[BEGIN Data provided]
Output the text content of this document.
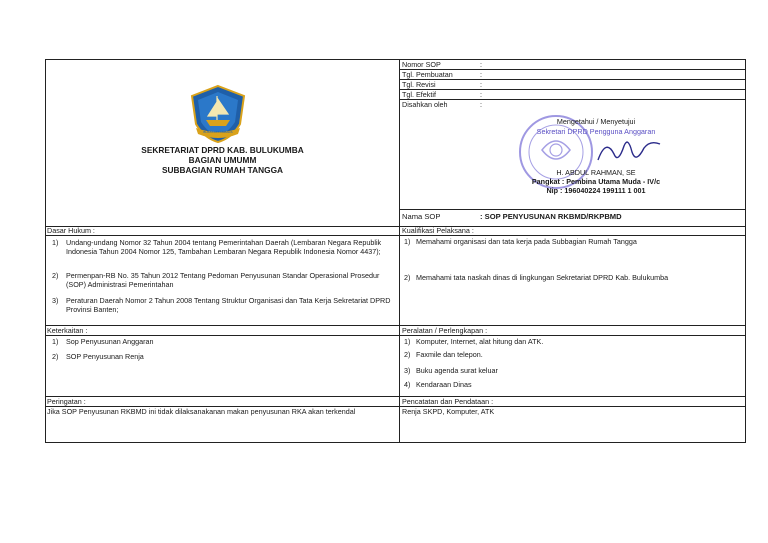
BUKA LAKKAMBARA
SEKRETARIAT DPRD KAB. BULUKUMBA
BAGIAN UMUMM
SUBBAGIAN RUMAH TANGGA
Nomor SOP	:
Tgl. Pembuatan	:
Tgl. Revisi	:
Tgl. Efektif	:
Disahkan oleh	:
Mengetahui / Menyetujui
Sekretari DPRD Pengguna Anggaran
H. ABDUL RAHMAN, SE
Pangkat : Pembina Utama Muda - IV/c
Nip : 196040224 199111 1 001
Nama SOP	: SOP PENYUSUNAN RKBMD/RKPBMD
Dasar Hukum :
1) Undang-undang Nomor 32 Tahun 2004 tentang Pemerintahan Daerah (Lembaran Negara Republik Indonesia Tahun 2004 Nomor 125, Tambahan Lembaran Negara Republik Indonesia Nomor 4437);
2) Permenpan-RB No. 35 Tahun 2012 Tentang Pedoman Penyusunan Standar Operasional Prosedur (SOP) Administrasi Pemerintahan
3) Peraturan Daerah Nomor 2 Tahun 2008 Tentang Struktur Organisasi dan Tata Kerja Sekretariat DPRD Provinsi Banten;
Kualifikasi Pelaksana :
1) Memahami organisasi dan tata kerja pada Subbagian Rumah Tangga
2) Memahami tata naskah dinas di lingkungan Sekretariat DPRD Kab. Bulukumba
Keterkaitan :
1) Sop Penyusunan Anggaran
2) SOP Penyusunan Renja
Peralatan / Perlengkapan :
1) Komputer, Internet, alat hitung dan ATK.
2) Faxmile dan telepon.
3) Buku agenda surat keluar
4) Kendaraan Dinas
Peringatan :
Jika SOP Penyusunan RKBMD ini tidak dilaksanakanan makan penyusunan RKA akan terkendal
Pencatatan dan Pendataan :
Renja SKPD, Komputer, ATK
[END Data provided]
- _What this task involves_:
Of the lines above, how many hold the string "Komputer"? Answer with only the number.

- _Response_:
2